Data extract:
BEGIN

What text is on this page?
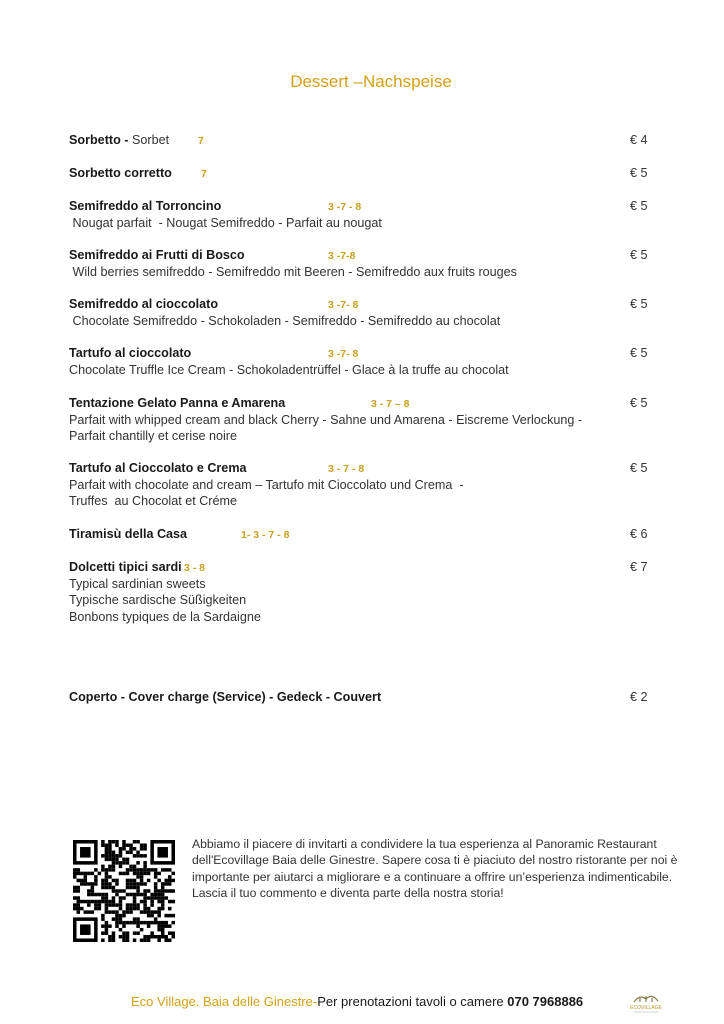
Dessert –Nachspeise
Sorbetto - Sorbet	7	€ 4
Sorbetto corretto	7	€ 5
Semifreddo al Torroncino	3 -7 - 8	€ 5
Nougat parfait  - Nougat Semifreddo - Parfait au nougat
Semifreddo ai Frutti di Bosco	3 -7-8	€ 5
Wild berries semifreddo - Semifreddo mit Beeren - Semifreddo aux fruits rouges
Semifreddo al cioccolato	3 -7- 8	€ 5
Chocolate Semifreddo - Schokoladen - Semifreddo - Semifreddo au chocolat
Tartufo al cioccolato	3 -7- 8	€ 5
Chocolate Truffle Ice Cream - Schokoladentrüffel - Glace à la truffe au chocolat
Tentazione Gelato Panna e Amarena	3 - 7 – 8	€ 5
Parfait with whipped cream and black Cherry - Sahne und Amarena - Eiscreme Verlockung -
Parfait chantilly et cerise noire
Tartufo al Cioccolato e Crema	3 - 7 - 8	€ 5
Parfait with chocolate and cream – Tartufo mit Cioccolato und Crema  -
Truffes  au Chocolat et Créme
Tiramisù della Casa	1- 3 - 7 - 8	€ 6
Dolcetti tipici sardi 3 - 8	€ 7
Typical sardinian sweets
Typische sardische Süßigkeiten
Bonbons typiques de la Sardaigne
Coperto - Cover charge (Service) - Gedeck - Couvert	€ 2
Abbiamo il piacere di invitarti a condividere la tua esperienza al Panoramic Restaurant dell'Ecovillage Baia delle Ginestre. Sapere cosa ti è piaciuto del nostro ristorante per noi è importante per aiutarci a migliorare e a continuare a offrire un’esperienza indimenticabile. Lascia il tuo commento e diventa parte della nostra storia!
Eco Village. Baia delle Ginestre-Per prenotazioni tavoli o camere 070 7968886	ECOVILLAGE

END

What is asked: Extract, from the material above, each line holding the word "Sorbetto".

Response to the exercise:
Sorbetto - Sorbet	7	€ 4
Sorbetto corretto	7	€ 5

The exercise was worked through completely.